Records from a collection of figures
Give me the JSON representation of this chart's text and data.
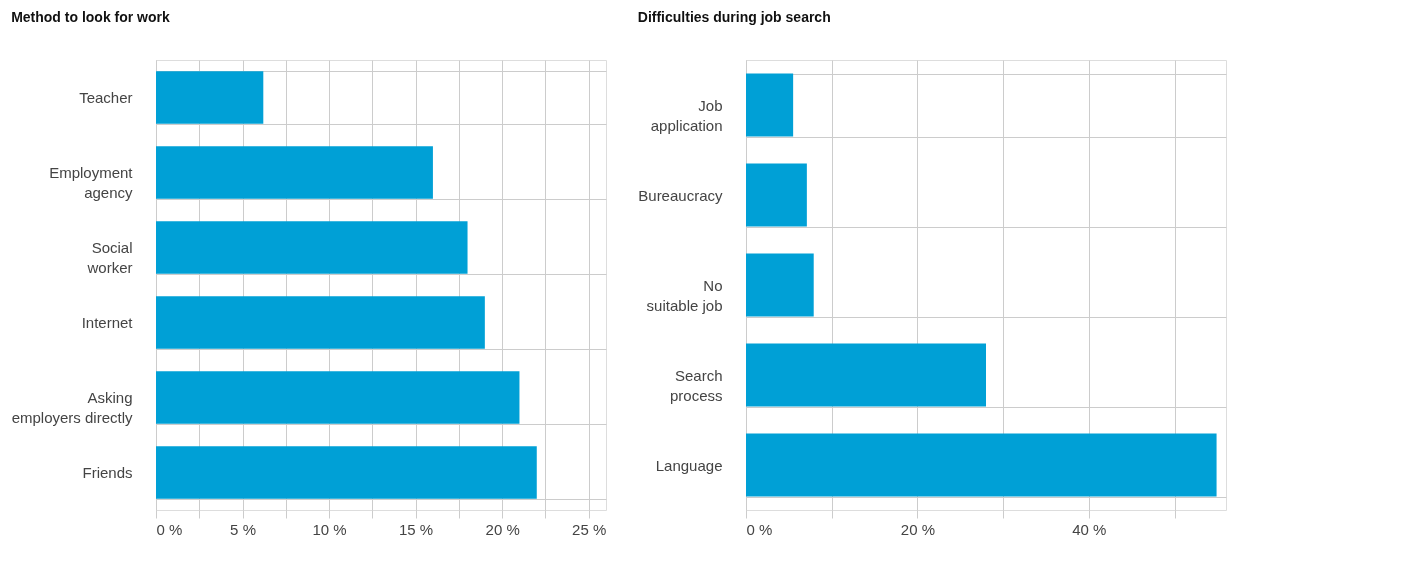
{
  "chart_data": [
    {
      "type": "bar",
      "orientation": "horizontal",
      "title": "Method to look for work",
      "categories": [
        "Teacher",
        "Employment\nagency",
        "Social\nworker",
        "Internet",
        "Asking\nemployers directly",
        "Friends"
      ],
      "values": [
        6.2,
        16.0,
        18.0,
        19.0,
        21.0,
        22.0
      ],
      "color": "#00a0d6",
      "xlim": [
        0,
        26
      ],
      "xticks": [
        {
          "value": 0,
          "label": "0 %"
        },
        {
          "value": 2.5,
          "label": null
        },
        {
          "value": 5,
          "label": "5 %"
        },
        {
          "value": 7.5,
          "label": null
        },
        {
          "value": 10,
          "label": "10 %"
        },
        {
          "value": 12.5,
          "label": null
        },
        {
          "value": 15,
          "label": "15 %"
        },
        {
          "value": 17.5,
          "label": null
        },
        {
          "value": 20,
          "label": "20 %"
        },
        {
          "value": 22.5,
          "label": null
        },
        {
          "value": 25,
          "label": "25 %"
        }
      ],
      "grid": true
    },
    {
      "type": "bar",
      "orientation": "horizontal",
      "title": "Difficulties during job search",
      "categories": [
        "Job\napplication",
        "Bureaucracy",
        "No\nsuitable job",
        "Search\nprocess",
        "Language"
      ],
      "values": [
        5.5,
        7.1,
        7.9,
        28.0,
        54.9
      ],
      "color": "#00a0d6",
      "xlim": [
        0,
        56
      ],
      "xticks": [
        {
          "value": 0,
          "label": "0 %"
        },
        {
          "value": 10,
          "label": null
        },
        {
          "value": 20,
          "label": "20 %"
        },
        {
          "value": 30,
          "label": null
        },
        {
          "value": 40,
          "label": "40 %"
        },
        {
          "value": 50,
          "label": null
        }
      ],
      "grid": true
    }
  ]
}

Required work: Take the data above and repeat it exactly, leaving each picture out.

Full response:
Give me the JSON representation of this chart's text and data.
{
  "chart_data": [
    {
      "type": "bar",
      "orientation": "horizontal",
      "title": "Method to look for work",
      "categories": [
        "Teacher",
        "Employment\nagency",
        "Social\nworker",
        "Internet",
        "Asking\nemployers directly",
        "Friends"
      ],
      "values": [
        6.2,
        16.0,
        18.0,
        19.0,
        21.0,
        22.0
      ],
      "color": "#00a0d6",
      "xlim": [
        0,
        26
      ],
      "xticks": [
        {
          "value": 0,
          "label": "0 %"
        },
        {
          "value": 2.5,
          "label": null
        },
        {
          "value": 5,
          "label": "5 %"
        },
        {
          "value": 7.5,
          "label": null
        },
        {
          "value": 10,
          "label": "10 %"
        },
        {
          "value": 12.5,
          "label": null
        },
        {
          "value": 15,
          "label": "15 %"
        },
        {
          "value": 17.5,
          "label": null
        },
        {
          "value": 20,
          "label": "20 %"
        },
        {
          "value": 22.5,
          "label": null
        },
        {
          "value": 25,
          "label": "25 %"
        }
      ],
      "grid": true
    },
    {
      "type": "bar",
      "orientation": "horizontal",
      "title": "Difficulties during job search",
      "categories": [
        "Job\napplication",
        "Bureaucracy",
        "No\nsuitable job",
        "Search\nprocess",
        "Language"
      ],
      "values": [
        5.5,
        7.1,
        7.9,
        28.0,
        54.9
      ],
      "color": "#00a0d6",
      "xlim": [
        0,
        56
      ],
      "xticks": [
        {
          "value": 0,
          "label": "0 %"
        },
        {
          "value": 10,
          "label": null
        },
        {
          "value": 20,
          "label": "20 %"
        },
        {
          "value": 30,
          "label": null
        },
        {
          "value": 40,
          "label": "40 %"
        },
        {
          "value": 50,
          "label": null
        }
      ],
      "grid": true
    }
  ]
}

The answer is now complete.